(Dataset items)
+-------+

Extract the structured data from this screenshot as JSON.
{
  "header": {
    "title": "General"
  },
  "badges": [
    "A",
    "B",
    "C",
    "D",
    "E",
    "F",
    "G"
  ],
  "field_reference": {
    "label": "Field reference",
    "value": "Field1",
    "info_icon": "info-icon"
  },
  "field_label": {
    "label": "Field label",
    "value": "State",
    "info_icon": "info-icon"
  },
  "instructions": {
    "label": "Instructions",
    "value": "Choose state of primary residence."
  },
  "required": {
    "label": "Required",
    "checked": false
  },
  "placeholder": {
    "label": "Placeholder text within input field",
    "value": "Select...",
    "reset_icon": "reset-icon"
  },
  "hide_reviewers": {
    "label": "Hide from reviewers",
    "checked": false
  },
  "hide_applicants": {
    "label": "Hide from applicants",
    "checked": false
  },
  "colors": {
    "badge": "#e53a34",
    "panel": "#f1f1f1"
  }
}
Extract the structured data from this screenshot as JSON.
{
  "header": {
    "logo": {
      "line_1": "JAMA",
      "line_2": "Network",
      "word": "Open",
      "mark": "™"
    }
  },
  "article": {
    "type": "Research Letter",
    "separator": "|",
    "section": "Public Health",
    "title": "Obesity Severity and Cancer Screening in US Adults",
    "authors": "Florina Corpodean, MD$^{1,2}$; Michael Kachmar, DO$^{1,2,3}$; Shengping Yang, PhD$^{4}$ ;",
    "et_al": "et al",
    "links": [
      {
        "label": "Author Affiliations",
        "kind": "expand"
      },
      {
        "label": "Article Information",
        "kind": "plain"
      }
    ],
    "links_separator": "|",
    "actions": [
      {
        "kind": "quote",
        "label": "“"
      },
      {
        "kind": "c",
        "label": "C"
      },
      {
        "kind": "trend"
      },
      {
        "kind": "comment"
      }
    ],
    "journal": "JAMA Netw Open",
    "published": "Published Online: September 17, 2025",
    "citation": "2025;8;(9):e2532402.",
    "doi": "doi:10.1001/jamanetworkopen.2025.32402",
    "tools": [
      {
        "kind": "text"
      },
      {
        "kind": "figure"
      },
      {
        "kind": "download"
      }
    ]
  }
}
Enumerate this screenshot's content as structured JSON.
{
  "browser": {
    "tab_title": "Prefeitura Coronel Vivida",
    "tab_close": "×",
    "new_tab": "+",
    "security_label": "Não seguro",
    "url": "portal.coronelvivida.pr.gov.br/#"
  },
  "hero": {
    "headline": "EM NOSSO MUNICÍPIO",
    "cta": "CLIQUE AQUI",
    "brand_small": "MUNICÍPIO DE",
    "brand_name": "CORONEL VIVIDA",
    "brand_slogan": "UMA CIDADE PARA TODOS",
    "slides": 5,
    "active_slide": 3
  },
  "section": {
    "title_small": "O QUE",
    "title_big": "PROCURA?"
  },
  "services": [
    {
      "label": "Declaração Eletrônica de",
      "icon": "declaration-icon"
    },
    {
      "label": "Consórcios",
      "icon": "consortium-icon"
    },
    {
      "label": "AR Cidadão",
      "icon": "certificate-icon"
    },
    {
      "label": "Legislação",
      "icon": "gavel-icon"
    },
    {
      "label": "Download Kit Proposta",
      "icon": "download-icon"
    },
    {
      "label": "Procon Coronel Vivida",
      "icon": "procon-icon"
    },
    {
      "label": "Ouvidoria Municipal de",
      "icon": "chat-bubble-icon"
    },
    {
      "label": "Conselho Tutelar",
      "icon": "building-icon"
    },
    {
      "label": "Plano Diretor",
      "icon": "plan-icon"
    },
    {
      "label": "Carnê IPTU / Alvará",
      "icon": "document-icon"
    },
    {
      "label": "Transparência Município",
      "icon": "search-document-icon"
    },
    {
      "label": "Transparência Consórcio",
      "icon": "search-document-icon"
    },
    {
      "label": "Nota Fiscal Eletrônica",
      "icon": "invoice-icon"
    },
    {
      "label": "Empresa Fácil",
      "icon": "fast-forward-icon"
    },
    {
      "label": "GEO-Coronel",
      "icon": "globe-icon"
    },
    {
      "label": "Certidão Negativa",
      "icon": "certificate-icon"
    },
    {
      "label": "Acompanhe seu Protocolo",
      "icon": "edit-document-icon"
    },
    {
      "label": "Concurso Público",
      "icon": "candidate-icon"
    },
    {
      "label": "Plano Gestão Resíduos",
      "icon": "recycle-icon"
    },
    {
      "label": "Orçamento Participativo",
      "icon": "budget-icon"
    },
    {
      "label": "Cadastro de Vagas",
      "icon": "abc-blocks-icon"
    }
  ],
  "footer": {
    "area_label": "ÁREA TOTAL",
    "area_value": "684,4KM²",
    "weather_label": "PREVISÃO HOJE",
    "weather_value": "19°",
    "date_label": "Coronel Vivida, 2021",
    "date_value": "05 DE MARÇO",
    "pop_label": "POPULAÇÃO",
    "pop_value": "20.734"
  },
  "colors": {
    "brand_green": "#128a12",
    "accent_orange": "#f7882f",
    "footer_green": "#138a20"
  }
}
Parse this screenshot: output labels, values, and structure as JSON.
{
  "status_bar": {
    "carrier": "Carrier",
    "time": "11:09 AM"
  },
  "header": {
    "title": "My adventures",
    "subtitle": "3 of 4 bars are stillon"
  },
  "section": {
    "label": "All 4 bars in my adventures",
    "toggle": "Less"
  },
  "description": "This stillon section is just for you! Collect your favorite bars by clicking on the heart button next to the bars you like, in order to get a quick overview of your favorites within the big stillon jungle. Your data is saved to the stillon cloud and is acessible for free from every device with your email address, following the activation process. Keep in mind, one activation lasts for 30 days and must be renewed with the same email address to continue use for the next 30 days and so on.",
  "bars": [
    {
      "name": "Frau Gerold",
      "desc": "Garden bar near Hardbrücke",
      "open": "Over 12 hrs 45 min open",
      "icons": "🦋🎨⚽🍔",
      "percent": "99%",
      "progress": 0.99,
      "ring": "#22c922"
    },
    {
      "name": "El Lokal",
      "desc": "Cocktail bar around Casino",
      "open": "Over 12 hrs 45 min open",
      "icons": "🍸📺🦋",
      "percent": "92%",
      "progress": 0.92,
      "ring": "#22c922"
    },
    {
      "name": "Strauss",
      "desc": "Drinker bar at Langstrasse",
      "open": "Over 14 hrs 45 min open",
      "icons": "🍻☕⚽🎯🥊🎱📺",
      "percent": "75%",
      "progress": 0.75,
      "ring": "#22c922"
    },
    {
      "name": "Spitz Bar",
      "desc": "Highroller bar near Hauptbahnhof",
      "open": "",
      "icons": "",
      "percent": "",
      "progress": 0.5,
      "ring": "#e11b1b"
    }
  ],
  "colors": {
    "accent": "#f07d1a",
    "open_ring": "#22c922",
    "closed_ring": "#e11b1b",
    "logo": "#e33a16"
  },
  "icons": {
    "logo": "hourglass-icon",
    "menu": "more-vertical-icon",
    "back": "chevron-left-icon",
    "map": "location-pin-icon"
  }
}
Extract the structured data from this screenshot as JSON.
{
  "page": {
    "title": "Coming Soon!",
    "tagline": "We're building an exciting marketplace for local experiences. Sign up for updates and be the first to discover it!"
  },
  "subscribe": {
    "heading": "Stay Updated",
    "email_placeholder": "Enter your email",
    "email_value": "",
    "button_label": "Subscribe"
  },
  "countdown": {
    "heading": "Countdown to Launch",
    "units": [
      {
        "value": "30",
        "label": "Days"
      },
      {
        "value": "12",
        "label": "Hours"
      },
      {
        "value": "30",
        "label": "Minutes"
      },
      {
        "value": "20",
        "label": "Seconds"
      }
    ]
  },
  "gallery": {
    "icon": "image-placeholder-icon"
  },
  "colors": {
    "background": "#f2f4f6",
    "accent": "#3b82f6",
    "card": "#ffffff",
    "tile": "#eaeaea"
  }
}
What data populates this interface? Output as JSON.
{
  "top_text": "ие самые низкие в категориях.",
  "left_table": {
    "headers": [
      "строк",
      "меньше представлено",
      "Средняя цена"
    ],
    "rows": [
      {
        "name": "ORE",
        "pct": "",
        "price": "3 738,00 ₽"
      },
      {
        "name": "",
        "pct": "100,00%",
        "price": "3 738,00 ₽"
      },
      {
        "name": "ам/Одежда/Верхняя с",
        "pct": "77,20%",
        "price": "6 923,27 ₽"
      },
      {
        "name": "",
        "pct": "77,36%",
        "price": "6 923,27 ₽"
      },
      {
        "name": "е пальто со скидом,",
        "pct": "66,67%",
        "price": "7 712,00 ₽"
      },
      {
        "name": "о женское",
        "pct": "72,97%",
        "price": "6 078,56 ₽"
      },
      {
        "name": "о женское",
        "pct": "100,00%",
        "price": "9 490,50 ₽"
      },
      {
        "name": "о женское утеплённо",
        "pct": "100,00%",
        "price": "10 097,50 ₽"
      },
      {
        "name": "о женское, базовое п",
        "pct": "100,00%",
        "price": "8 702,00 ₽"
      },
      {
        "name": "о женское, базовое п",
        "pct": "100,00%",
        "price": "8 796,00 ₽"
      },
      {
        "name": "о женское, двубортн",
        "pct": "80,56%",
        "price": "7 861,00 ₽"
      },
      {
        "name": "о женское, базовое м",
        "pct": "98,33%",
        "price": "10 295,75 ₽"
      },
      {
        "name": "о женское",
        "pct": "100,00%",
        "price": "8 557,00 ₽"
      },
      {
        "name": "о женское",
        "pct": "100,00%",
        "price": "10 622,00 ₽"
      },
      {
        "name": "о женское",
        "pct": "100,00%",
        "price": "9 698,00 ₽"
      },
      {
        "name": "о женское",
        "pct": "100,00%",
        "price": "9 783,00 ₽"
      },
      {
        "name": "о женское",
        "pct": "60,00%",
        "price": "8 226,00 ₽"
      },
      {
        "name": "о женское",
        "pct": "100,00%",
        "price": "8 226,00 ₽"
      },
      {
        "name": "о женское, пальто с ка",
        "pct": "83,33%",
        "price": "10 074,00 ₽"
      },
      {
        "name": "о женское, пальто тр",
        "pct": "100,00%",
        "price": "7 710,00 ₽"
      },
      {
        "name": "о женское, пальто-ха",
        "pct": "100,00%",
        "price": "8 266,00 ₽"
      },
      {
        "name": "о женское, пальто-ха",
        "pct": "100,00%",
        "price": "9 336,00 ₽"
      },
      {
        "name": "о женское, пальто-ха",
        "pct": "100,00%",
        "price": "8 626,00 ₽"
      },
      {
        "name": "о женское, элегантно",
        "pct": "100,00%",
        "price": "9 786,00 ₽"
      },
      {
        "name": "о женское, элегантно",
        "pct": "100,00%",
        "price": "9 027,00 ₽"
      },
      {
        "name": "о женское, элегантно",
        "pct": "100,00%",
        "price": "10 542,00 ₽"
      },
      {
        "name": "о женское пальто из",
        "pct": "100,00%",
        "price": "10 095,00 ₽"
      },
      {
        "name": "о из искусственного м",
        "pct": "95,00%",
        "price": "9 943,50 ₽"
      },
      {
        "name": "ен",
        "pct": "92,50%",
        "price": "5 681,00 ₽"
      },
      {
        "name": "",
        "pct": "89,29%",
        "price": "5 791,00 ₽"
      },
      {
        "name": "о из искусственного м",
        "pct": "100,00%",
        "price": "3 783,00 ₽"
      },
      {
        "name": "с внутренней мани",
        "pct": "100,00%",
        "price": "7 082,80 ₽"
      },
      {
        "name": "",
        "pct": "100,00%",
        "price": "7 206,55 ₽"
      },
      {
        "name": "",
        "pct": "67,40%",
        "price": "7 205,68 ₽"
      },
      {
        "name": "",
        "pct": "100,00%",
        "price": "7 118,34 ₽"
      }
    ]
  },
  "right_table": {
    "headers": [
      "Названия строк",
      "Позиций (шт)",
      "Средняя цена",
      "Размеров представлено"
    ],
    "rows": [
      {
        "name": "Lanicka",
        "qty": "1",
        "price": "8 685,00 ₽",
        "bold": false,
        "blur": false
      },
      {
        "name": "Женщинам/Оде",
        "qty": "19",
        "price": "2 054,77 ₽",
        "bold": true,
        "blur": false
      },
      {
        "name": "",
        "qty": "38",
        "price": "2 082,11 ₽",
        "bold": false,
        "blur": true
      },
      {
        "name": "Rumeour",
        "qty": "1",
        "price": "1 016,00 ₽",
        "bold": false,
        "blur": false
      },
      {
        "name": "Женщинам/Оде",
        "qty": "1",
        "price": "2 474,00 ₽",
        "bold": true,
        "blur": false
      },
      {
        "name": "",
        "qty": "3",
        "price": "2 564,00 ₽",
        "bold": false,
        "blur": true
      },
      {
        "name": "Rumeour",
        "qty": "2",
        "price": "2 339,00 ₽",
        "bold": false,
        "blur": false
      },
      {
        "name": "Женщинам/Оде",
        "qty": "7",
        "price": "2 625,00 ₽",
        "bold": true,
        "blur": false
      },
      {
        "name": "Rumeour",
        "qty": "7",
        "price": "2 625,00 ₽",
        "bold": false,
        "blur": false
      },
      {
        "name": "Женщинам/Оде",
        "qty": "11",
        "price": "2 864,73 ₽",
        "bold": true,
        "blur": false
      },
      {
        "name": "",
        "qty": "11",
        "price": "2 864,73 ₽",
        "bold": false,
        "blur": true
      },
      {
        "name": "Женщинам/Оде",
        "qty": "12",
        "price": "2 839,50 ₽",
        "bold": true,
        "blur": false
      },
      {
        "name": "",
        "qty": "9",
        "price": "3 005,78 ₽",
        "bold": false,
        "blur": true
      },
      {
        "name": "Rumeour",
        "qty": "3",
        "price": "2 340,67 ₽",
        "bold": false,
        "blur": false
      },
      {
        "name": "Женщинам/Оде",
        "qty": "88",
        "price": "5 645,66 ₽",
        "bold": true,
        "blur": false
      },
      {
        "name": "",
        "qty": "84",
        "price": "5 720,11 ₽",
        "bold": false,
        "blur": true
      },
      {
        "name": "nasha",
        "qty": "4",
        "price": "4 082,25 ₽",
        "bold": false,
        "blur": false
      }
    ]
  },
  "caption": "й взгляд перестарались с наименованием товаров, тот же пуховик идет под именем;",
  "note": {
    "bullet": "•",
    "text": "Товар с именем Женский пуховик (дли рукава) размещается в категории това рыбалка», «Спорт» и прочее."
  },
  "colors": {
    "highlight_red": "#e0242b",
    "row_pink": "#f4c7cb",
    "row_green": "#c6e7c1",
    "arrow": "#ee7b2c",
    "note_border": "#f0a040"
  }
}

+-------+

**Exercise aim:** Find the lines with the string "пуховик" and reproduce them.

**Reply:**
  "caption": "й взгляд перестарались с наименованием товаров, тот же пуховик идет под именем;",
    "text": "Товар с именем Женский пуховик (дли рукава) размещается в категории това рыбалка», «Спорт» и прочее."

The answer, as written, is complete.